Work request: Your answer must be the data repeated exactly, with no pictures in it.

- Opening Delimiter -

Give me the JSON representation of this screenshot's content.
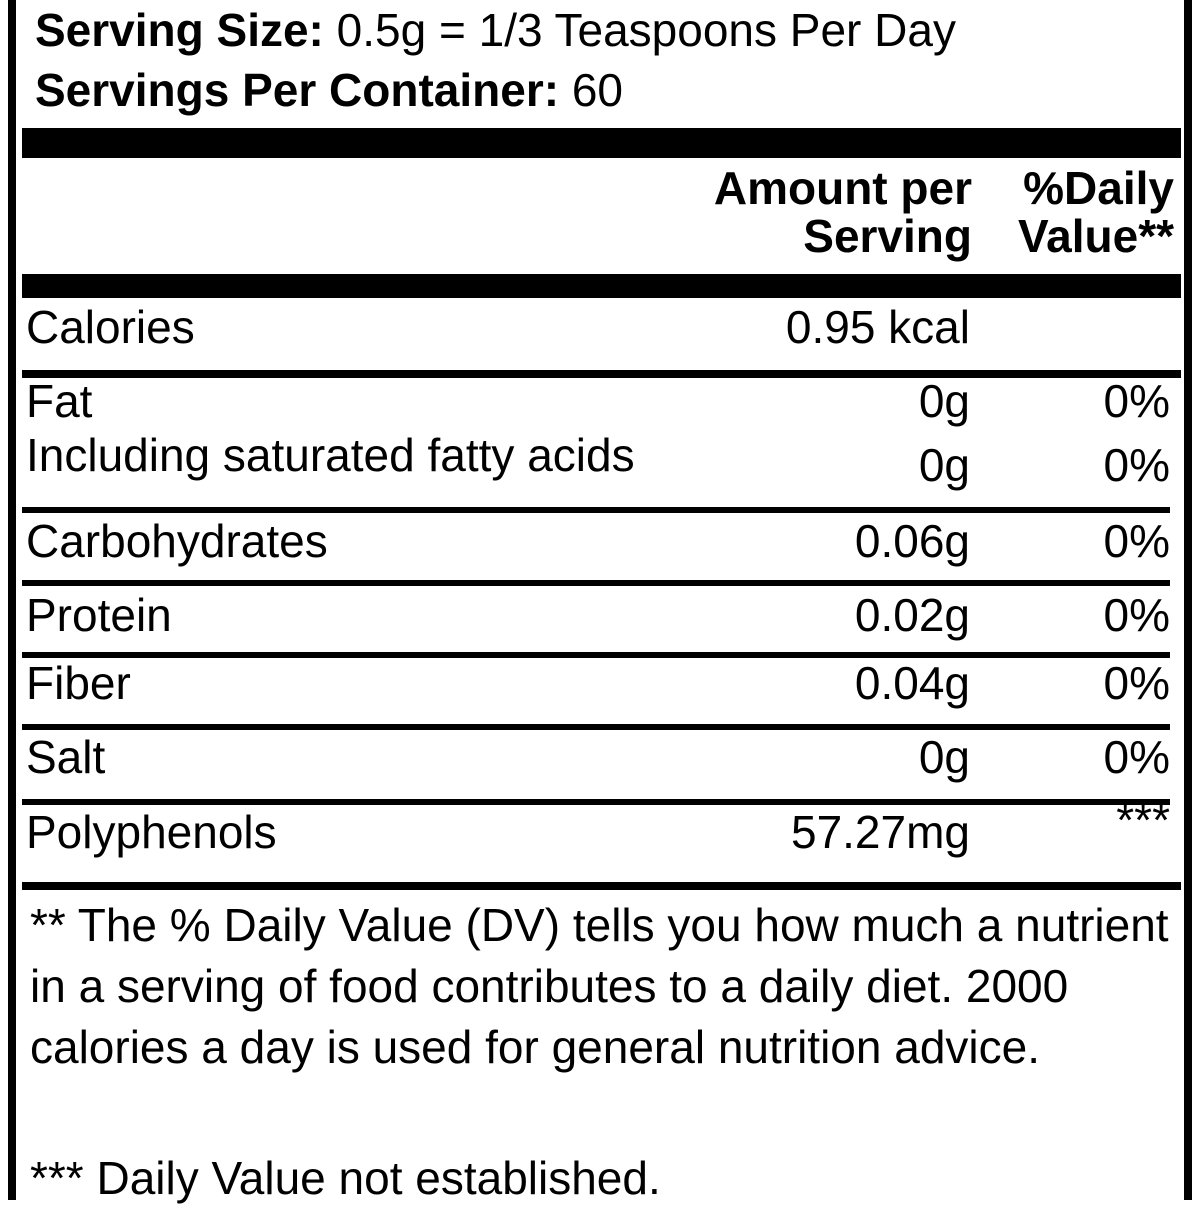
{
  "serving": {
    "size_label": "Serving Size:",
    "size_value": " 0.5g = 1/3 Teaspoons Per Day",
    "per_container_label": "Servings Per Container:",
    "per_container_value": " 60"
  },
  "table": {
    "header": {
      "amount_line1": "Amount per",
      "amount_line2": "Serving",
      "dv_line1": "%Daily",
      "dv_line2": "Value**"
    },
    "rows": [
      {
        "name": "Calories",
        "amount": "0.95 kcal",
        "dv": ""
      },
      {
        "name": "Fat",
        "amount": "0g",
        "dv": "0%"
      },
      {
        "name": "Including saturated fatty acids",
        "amount": "0g",
        "dv": "0%"
      },
      {
        "name": "Carbohydrates",
        "amount": "0.06g",
        "dv": "0%"
      },
      {
        "name": "Protein",
        "amount": "0.02g",
        "dv": "0%"
      },
      {
        "name": "Fiber",
        "amount": "0.04g",
        "dv": "0%"
      },
      {
        "name": "Salt",
        "amount": "0g",
        "dv": "0%"
      },
      {
        "name": "Polyphenols",
        "amount": "57.27mg",
        "dv": "***"
      }
    ]
  },
  "footnotes": {
    "daily_value": "** The % Daily Value (DV) tells you how much a nutrient in a serving of food contributes to a daily diet. 2000 calories a day is used for general nutrition advice.",
    "not_established": "*** Daily Value not established."
  }
}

- Closing Delimiter -

Answer to the problem:
Give me the JSON representation of this screenshot's content.
{
  "serving": {
    "size_label": "Serving Size:",
    "size_value": " 0.5g = 1/3 Teaspoons Per Day",
    "per_container_label": "Servings Per Container:",
    "per_container_value": " 60"
  },
  "table": {
    "header": {
      "amount_line1": "Amount per",
      "amount_line2": "Serving",
      "dv_line1": "%Daily",
      "dv_line2": "Value**"
    },
    "rows": [
      {
        "name": "Calories",
        "amount": "0.95 kcal",
        "dv": ""
      },
      {
        "name": "Fat",
        "amount": "0g",
        "dv": "0%"
      },
      {
        "name": "Including saturated fatty acids",
        "amount": "0g",
        "dv": "0%"
      },
      {
        "name": "Carbohydrates",
        "amount": "0.06g",
        "dv": "0%"
      },
      {
        "name": "Protein",
        "amount": "0.02g",
        "dv": "0%"
      },
      {
        "name": "Fiber",
        "amount": "0.04g",
        "dv": "0%"
      },
      {
        "name": "Salt",
        "amount": "0g",
        "dv": "0%"
      },
      {
        "name": "Polyphenols",
        "amount": "57.27mg",
        "dv": "***"
      }
    ]
  },
  "footnotes": {
    "daily_value": "** The % Daily Value (DV) tells you how much a nutrient in a serving of food contributes to a daily diet. 2000 calories a day is used for general nutrition advice.",
    "not_established": "*** Daily Value not established."
  }
}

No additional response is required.